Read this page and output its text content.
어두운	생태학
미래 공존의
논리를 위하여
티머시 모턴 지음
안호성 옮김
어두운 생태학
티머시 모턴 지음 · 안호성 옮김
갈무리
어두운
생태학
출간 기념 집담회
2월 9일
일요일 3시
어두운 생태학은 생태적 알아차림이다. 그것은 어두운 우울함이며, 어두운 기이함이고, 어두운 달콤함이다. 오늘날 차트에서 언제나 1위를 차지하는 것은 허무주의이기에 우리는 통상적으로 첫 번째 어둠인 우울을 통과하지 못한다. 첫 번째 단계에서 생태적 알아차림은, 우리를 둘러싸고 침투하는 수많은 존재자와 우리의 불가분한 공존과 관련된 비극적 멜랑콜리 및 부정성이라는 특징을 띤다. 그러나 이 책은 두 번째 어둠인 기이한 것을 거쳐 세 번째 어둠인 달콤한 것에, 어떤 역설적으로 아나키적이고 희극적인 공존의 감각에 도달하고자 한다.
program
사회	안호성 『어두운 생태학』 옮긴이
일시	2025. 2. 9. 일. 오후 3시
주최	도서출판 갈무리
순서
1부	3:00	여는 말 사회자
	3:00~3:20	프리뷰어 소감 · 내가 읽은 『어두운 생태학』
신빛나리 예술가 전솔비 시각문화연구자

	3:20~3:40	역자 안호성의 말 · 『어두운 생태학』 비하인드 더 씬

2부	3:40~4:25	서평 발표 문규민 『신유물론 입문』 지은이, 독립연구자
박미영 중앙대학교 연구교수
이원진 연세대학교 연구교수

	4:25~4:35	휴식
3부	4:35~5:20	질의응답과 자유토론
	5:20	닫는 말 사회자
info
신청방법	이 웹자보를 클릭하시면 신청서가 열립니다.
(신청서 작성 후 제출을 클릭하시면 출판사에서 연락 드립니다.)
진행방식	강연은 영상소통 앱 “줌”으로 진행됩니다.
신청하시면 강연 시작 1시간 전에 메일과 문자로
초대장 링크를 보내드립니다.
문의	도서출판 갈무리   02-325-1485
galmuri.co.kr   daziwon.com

-------

• **WRITTEN INSTRUCTION**
Give the entries once more, exactly as they appear.

• **RESULT BELOW**
Read this page and output its text content.
어두운	생태학
미래 공존의
논리를 위하여
티머시 모턴 지음
안호성 옮김
어두운 생태학
티머시 모턴 지음 · 안호성 옮김
갈무리
어두운
생태학
출간 기념 집담회
2월 9일
일요일 3시
어두운 생태학은 생태적 알아차림이다. 그것은 어두운 우울함이며, 어두운 기이함이고, 어두운 달콤함이다. 오늘날 차트에서 언제나 1위를 차지하는 것은 허무주의이기에 우리는 통상적으로 첫 번째 어둠인 우울을 통과하지 못한다. 첫 번째 단계에서 생태적 알아차림은, 우리를 둘러싸고 침투하는 수많은 존재자와 우리의 불가분한 공존과 관련된 비극적 멜랑콜리 및 부정성이라는 특징을 띤다. 그러나 이 책은 두 번째 어둠인 기이한 것을 거쳐 세 번째 어둠인 달콤한 것에, 어떤 역설적으로 아나키적이고 희극적인 공존의 감각에 도달하고자 한다.
program
사회	안호성 『어두운 생태학』 옮긴이
일시	2025. 2. 9. 일. 오후 3시
주최	도서출판 갈무리
순서
1부	3:00	여는 말 사회자
	3:00~3:20	프리뷰어 소감 · 내가 읽은 『어두운 생태학』
신빛나리 예술가 전솔비 시각문화연구자

	3:20~3:40	역자 안호성의 말 · 『어두운 생태학』 비하인드 더 씬

2부	3:40~4:25	서평 발표 문규민 『신유물론 입문』 지은이, 독립연구자
박미영 중앙대학교 연구교수
이원진 연세대학교 연구교수

	4:25~4:35	휴식
3부	4:35~5:20	질의응답과 자유토론
	5:20	닫는 말 사회자
info
신청방법	이 웹자보를 클릭하시면 신청서가 열립니다.
(신청서 작성 후 제출을 클릭하시면 출판사에서 연락 드립니다.)
진행방식	강연은 영상소통 앱 “줌”으로 진행됩니다.
신청하시면 강연 시작 1시간 전에 메일과 문자로
초대장 링크를 보내드립니다.
문의	도서출판 갈무리   02-325-1485
galmuri.co.kr   daziwon.com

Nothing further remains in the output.